→ Entries taken from a collection:
=-=-=

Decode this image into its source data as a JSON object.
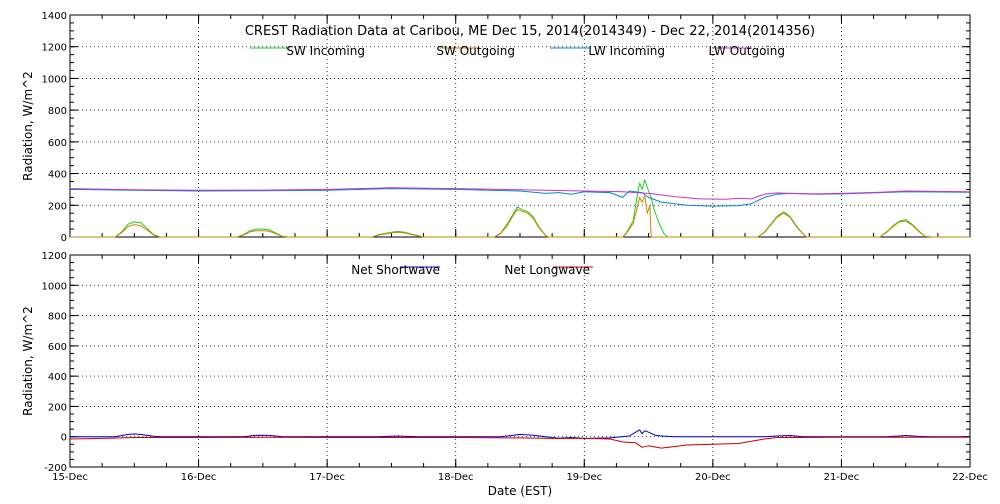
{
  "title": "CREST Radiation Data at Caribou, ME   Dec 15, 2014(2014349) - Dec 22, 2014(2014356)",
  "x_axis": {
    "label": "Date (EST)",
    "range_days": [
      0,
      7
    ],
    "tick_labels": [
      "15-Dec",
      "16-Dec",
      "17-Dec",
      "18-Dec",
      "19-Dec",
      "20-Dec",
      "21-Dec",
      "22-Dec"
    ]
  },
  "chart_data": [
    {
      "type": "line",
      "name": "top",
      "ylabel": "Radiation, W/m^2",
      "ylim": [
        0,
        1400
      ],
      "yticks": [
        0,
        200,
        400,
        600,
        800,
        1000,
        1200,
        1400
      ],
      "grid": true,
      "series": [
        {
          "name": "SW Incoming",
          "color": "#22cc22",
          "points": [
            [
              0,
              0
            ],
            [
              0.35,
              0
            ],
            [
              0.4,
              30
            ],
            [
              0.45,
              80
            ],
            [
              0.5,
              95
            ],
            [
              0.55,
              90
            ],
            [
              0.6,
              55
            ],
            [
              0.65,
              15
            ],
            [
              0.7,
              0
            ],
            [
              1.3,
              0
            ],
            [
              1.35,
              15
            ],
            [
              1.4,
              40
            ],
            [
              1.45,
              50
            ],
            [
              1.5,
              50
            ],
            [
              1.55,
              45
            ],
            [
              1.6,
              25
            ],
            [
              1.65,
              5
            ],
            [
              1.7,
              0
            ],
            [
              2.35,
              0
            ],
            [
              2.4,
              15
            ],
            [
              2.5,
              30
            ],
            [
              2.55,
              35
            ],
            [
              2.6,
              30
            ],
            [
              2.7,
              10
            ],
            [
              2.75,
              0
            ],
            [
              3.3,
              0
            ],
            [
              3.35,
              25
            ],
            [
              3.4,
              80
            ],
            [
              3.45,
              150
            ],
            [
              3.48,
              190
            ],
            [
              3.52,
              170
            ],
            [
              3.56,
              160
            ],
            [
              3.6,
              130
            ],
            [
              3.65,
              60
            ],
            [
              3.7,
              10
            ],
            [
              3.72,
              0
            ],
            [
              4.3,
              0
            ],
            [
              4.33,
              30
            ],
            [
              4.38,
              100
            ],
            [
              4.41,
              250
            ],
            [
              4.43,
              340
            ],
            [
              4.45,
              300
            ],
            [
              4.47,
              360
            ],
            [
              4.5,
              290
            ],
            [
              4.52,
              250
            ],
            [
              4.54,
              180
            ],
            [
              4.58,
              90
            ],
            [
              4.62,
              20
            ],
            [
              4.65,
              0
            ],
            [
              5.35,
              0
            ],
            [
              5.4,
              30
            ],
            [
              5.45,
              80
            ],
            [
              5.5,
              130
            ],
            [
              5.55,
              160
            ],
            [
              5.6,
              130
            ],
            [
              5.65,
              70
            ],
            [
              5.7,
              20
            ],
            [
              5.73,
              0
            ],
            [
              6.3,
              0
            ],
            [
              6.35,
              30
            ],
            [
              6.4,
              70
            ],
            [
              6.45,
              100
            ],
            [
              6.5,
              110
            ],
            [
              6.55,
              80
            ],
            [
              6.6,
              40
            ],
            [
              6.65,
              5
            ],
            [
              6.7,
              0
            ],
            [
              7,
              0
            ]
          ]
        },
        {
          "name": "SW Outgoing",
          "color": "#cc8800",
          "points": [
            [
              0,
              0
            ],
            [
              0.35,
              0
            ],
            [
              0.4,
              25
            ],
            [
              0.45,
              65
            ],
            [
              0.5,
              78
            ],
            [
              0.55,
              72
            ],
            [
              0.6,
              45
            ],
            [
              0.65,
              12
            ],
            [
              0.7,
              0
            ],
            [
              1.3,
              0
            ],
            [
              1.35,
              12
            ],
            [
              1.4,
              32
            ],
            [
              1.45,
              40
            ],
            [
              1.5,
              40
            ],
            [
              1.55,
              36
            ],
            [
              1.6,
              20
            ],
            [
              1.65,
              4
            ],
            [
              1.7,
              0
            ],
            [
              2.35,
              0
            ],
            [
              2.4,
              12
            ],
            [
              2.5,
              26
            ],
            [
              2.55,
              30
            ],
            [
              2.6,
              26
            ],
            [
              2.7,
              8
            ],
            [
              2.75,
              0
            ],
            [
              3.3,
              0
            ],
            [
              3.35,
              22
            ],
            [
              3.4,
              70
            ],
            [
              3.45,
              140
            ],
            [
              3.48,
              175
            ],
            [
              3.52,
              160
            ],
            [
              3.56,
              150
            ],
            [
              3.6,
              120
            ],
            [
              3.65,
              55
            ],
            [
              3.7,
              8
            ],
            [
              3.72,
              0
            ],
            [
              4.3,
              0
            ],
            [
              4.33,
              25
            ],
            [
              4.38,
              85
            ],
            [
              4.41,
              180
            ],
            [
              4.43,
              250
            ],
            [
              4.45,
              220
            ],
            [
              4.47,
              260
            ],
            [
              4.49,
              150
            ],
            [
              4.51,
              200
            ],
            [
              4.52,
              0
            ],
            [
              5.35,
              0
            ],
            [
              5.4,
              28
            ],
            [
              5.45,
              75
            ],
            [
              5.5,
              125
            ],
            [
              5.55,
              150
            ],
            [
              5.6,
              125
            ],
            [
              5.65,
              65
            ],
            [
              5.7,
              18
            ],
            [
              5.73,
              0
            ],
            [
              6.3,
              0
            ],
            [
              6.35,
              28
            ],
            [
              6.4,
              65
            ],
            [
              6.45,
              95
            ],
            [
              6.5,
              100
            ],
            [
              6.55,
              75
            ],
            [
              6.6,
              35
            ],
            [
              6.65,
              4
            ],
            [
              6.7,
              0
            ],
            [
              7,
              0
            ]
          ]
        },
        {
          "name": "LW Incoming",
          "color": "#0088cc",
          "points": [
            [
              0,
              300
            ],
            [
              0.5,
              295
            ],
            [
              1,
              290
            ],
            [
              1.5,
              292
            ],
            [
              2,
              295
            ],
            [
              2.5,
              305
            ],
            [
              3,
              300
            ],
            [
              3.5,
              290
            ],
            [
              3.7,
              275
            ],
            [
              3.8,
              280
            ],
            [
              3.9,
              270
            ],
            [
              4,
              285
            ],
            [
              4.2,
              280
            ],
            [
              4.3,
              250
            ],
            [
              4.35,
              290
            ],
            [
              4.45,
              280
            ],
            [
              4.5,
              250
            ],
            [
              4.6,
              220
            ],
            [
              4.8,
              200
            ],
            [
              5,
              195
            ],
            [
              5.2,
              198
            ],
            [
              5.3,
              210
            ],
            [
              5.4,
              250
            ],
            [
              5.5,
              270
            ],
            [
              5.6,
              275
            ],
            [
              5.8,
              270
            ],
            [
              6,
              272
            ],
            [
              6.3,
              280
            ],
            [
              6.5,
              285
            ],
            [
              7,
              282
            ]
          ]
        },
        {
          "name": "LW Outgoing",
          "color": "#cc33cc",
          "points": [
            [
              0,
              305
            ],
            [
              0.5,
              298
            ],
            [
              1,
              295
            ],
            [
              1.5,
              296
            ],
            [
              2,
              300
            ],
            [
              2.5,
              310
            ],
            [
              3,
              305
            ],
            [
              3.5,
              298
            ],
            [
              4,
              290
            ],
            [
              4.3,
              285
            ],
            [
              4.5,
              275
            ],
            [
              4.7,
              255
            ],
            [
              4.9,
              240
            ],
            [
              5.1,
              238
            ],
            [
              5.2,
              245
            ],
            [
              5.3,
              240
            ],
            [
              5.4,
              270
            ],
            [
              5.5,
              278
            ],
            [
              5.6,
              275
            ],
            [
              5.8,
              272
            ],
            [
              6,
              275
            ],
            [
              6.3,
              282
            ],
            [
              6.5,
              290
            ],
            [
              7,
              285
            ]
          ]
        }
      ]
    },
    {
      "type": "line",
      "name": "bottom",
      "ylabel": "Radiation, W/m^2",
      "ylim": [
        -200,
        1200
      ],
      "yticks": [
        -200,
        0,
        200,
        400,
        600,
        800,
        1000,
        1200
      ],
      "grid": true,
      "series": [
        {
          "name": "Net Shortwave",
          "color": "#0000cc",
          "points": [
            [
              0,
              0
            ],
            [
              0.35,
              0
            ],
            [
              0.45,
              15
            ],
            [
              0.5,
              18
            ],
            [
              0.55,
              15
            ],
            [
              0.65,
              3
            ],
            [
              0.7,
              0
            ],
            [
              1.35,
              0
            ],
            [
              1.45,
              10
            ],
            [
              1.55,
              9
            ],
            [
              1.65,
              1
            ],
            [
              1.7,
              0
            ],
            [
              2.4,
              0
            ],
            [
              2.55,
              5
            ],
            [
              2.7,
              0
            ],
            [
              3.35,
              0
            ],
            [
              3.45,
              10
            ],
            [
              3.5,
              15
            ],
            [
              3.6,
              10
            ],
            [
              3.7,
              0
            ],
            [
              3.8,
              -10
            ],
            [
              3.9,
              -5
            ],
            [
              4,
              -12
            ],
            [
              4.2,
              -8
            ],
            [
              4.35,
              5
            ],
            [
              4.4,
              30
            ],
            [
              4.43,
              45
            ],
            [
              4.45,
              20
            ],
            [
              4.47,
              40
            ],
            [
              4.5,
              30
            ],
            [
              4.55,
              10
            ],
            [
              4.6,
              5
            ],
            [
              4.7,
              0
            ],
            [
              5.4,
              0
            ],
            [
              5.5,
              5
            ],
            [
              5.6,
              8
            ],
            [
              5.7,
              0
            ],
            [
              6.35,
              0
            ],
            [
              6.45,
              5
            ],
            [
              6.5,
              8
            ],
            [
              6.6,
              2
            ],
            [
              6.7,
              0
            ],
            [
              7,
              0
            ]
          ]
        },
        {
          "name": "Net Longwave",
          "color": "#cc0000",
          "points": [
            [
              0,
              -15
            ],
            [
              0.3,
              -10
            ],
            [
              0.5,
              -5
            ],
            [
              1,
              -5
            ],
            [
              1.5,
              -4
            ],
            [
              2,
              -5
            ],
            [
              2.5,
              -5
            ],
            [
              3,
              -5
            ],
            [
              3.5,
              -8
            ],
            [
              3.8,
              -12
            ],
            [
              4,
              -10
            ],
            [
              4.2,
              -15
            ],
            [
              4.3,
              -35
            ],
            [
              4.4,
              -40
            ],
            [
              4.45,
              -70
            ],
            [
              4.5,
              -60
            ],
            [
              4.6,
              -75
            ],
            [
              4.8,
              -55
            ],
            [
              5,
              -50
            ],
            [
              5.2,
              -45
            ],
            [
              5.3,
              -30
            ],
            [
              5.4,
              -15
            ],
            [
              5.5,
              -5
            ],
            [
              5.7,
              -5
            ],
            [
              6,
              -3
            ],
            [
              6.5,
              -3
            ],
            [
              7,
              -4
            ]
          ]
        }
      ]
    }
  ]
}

=-=-=

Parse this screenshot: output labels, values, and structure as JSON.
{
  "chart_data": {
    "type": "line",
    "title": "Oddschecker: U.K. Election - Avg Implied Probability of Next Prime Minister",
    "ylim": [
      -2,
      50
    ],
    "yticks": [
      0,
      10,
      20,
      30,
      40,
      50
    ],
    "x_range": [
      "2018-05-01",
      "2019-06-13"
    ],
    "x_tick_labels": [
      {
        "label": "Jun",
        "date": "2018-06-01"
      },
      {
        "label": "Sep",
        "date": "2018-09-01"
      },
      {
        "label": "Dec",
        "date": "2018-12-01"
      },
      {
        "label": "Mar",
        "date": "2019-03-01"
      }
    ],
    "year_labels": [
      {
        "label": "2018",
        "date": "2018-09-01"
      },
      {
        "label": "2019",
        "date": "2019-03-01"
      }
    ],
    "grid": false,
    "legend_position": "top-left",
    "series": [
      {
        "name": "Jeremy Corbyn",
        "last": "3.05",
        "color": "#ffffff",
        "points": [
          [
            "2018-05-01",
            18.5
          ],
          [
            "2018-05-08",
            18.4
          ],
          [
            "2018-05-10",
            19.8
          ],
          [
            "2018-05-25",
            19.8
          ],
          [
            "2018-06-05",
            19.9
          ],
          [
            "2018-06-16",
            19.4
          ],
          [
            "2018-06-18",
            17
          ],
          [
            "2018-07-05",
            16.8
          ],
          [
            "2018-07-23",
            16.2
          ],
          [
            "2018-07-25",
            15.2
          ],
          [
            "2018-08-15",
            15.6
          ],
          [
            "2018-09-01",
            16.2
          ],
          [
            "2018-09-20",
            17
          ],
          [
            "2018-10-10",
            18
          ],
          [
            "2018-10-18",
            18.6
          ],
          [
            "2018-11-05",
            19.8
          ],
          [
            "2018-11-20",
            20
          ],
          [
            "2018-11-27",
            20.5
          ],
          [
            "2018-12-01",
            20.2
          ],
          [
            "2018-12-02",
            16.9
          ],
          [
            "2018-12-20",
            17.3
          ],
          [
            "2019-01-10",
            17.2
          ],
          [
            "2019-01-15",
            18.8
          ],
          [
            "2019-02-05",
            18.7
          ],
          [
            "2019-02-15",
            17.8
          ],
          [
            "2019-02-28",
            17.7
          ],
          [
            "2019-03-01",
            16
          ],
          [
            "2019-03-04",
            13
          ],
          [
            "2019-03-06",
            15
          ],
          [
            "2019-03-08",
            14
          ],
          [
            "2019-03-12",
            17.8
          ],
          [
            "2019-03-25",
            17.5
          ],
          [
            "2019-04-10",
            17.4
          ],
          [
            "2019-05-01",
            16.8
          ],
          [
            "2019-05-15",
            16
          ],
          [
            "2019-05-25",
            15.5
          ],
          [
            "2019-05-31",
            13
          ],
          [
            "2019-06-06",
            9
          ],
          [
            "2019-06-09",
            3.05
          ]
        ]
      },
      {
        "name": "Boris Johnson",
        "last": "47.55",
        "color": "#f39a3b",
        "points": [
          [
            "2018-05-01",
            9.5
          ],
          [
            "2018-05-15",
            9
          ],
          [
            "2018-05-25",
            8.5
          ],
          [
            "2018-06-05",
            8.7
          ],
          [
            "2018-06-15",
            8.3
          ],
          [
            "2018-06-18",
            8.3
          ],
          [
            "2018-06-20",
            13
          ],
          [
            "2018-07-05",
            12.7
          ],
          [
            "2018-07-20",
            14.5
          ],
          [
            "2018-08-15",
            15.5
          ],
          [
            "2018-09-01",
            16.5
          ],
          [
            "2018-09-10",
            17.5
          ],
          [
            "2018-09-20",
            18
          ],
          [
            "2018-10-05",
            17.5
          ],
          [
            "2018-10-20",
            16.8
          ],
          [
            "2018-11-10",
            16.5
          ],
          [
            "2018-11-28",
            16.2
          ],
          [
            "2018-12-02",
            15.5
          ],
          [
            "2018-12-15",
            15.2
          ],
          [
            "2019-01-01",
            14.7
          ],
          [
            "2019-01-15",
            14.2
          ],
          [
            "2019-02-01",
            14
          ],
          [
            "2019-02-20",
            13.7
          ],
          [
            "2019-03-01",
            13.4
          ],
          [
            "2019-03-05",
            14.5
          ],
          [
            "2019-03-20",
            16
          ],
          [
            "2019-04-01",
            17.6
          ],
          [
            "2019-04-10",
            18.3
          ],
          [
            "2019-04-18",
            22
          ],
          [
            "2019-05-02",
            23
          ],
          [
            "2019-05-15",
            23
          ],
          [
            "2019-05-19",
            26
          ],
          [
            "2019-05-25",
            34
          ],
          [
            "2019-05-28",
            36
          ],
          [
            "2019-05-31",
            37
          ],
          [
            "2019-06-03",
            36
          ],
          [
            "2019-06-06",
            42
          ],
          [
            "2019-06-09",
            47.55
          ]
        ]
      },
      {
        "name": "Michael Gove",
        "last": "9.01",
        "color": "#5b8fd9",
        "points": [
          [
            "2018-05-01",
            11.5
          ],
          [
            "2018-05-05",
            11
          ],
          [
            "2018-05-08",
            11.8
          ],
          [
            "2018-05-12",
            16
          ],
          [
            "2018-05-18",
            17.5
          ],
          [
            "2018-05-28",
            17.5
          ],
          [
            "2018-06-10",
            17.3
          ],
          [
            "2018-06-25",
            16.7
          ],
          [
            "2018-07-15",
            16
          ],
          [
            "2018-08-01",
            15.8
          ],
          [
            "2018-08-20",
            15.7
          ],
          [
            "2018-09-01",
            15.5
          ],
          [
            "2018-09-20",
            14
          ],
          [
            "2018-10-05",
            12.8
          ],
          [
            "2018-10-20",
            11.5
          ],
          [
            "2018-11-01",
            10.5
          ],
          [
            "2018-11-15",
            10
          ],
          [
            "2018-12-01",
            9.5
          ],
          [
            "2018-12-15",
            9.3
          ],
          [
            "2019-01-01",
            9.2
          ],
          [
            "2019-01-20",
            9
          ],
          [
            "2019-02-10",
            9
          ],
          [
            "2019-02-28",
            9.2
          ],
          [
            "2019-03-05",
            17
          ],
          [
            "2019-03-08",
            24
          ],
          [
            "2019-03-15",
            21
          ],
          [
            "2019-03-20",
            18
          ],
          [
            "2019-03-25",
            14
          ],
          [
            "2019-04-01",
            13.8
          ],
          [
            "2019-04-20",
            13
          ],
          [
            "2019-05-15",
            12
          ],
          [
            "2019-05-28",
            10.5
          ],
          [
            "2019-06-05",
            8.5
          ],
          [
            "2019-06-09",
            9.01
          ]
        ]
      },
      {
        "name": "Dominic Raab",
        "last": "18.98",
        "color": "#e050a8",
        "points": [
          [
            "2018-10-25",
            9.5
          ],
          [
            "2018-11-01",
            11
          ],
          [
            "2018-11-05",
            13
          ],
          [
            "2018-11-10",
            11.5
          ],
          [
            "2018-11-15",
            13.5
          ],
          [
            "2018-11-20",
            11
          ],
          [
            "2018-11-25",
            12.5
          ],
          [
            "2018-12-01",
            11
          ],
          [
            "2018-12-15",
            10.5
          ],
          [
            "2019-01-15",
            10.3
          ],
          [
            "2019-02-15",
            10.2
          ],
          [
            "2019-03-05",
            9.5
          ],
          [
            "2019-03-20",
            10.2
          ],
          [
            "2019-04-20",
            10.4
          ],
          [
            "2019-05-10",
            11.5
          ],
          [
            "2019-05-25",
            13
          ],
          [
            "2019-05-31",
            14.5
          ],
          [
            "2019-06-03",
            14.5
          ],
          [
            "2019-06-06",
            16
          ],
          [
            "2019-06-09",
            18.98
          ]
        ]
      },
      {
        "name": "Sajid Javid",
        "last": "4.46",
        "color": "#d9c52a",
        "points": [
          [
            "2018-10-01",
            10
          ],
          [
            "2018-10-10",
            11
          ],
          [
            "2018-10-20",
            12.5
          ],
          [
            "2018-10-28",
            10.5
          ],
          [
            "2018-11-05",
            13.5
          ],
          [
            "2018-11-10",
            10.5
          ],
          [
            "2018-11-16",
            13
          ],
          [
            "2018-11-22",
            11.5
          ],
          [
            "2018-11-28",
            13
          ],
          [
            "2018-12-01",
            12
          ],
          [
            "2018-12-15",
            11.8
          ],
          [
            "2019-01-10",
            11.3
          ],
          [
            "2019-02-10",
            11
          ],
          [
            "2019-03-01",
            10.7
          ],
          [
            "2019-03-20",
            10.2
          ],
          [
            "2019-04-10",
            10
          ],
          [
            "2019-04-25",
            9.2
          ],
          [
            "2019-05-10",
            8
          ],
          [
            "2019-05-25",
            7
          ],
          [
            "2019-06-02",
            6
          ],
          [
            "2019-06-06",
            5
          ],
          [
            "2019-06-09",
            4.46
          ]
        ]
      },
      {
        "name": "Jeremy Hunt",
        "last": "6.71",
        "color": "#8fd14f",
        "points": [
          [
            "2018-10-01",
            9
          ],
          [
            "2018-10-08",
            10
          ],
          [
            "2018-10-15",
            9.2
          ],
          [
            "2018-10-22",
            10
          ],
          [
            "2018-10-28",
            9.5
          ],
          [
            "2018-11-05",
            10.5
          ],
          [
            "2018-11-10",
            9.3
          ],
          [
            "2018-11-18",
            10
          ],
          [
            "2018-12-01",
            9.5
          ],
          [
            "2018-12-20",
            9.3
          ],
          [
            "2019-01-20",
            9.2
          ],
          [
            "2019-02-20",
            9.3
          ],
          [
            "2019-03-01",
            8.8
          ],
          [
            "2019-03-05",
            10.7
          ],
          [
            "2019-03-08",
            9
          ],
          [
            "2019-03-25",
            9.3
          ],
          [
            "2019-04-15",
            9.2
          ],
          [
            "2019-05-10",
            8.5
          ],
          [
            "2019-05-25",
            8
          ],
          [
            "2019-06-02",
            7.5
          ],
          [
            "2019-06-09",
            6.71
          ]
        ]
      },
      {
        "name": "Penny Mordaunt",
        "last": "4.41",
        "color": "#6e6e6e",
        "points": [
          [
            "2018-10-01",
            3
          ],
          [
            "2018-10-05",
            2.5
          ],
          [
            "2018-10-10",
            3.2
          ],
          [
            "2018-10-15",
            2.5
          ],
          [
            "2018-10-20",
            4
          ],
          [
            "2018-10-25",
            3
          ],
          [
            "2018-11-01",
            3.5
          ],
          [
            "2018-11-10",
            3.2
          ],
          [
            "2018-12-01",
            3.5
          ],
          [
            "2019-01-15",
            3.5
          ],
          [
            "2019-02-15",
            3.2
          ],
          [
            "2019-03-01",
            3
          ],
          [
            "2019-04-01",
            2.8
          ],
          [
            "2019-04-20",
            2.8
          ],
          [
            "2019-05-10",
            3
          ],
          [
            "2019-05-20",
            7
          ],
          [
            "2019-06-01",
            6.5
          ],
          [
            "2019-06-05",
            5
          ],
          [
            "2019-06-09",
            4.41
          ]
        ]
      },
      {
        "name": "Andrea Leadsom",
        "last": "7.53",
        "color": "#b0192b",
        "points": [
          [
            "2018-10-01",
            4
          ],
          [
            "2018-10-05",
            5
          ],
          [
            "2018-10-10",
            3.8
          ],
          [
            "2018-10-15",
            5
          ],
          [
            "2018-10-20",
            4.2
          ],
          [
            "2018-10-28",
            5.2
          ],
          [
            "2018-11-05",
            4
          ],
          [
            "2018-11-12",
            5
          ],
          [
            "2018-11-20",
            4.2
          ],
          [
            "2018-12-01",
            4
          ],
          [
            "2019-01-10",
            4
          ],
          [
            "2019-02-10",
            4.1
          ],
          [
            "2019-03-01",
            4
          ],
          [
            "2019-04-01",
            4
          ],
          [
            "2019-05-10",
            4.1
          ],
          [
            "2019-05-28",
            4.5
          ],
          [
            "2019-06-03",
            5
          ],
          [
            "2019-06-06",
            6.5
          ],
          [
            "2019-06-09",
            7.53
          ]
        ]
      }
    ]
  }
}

=-=-=

→ PROBLEM TO WORK ON: Gather all lines from the records above in which "JSON" appears.

→ PROBLEM SOLUTION:
Decode this image into its source data as a JSON object.
Parse this screenshot: output labels, values, and structure as JSON.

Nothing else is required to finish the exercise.